● **Stated problem**: Find the string "this" and gather every line that holds it.

● **Task data**:
+++++

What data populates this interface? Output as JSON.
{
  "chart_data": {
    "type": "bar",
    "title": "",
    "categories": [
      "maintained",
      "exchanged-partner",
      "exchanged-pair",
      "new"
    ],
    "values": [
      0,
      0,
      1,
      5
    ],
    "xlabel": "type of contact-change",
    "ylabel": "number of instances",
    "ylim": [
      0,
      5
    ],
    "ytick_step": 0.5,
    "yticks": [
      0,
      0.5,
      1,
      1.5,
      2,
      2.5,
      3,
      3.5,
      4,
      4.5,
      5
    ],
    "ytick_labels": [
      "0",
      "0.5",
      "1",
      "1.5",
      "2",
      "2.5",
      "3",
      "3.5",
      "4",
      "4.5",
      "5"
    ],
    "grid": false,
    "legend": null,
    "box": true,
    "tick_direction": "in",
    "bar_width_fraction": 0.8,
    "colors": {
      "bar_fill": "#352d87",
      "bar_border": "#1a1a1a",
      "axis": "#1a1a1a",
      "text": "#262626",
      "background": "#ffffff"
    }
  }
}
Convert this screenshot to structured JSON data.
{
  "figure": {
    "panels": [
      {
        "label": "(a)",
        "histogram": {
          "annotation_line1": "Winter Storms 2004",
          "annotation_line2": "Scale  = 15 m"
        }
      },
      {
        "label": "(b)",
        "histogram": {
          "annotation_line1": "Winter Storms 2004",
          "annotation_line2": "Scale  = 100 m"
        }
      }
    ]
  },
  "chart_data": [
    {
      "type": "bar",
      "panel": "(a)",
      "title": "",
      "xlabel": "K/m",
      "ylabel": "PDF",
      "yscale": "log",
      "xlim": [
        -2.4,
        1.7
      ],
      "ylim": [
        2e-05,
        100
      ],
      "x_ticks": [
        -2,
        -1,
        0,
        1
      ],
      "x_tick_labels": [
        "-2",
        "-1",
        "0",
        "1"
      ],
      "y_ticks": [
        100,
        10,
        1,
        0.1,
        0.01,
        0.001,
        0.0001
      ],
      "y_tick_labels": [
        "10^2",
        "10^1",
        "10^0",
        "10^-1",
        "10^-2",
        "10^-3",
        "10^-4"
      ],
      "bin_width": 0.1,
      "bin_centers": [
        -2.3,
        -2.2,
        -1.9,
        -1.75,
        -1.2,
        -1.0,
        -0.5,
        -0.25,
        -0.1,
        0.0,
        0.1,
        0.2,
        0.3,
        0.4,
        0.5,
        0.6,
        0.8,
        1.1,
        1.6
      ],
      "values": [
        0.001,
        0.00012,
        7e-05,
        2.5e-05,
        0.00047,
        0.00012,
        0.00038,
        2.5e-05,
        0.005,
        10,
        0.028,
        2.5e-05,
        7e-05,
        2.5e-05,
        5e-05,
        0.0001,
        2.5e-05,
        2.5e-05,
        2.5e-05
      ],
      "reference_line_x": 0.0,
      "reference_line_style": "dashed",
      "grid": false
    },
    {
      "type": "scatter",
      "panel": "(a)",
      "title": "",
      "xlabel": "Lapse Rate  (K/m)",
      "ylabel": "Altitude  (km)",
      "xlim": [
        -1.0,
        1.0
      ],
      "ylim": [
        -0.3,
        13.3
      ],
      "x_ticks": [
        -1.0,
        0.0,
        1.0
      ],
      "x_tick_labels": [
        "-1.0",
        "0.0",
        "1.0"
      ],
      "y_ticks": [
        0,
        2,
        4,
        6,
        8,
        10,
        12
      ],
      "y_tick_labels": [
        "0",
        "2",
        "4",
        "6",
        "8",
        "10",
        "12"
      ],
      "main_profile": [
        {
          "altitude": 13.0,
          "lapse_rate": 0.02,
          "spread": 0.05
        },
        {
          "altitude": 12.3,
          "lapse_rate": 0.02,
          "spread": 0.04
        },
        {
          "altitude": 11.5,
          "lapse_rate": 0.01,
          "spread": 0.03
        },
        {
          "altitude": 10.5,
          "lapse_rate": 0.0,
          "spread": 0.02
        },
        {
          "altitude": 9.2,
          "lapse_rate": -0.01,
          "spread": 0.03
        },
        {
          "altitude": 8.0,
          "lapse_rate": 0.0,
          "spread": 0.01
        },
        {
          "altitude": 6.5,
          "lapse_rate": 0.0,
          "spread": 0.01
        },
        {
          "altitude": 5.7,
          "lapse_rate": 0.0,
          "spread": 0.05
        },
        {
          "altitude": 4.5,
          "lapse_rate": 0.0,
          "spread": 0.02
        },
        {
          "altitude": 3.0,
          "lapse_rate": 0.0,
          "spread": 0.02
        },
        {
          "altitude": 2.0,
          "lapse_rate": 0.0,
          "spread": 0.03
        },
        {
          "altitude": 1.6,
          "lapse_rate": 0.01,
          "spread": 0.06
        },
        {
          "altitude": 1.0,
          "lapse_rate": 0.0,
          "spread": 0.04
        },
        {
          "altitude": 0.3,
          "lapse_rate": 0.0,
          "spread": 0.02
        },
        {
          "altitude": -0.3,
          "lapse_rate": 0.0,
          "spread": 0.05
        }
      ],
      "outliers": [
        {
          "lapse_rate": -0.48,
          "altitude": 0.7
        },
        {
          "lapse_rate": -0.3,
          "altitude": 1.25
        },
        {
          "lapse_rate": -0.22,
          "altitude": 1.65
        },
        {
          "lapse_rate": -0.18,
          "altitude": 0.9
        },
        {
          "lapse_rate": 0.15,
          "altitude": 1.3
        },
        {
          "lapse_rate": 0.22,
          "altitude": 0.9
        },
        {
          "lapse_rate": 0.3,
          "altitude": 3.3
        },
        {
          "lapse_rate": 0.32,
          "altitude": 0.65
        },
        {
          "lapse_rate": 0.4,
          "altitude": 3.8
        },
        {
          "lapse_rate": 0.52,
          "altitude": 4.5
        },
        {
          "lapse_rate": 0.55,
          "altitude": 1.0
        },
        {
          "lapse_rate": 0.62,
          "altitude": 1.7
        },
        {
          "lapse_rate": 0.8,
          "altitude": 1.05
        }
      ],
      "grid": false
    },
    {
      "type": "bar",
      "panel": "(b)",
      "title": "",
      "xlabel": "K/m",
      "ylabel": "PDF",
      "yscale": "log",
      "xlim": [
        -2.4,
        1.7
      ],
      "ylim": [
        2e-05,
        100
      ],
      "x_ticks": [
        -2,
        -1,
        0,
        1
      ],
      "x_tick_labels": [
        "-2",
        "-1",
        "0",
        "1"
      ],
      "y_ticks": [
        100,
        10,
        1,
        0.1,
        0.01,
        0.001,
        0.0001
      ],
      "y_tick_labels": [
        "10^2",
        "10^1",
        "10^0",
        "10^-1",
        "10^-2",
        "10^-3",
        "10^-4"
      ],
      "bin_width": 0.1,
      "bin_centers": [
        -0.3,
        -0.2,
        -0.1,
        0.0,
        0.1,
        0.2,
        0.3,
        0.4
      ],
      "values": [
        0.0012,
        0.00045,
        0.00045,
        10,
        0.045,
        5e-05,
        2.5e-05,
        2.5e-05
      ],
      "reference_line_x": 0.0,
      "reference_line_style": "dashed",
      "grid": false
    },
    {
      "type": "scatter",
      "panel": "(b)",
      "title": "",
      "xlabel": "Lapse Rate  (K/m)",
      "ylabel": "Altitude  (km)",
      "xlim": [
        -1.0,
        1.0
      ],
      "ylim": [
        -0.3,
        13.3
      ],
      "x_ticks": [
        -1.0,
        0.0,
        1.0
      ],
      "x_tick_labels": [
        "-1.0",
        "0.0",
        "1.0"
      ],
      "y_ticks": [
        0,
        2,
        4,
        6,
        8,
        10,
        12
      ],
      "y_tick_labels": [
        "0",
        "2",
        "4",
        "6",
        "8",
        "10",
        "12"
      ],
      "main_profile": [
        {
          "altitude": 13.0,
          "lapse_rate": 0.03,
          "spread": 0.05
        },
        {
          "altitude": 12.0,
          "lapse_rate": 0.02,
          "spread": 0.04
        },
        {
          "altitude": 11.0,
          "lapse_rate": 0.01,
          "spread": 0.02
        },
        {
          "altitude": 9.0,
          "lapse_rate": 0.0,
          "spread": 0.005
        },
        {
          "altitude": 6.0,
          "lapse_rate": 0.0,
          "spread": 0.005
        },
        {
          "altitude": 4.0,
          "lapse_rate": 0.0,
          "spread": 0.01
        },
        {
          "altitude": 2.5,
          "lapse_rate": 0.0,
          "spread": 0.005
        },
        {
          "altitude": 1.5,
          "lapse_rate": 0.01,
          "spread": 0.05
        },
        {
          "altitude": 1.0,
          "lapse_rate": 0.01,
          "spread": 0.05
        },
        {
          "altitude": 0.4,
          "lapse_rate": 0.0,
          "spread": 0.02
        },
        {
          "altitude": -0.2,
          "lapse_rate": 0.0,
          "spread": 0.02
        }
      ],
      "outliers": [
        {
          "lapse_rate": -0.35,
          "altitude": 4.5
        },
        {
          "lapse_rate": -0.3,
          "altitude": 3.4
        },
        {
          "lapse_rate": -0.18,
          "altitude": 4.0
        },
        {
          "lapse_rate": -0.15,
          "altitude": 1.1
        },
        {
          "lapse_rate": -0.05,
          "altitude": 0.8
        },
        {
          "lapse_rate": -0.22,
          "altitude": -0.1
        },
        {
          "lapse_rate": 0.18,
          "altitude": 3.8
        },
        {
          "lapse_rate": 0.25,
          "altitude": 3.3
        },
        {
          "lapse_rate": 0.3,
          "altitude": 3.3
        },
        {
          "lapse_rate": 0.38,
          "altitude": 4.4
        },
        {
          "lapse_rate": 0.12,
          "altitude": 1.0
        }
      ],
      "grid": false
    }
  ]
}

+++++

● **Solution to the problem**:
What data populates this interface? Output as JSON.
Convert this screenshot to structured JSON data.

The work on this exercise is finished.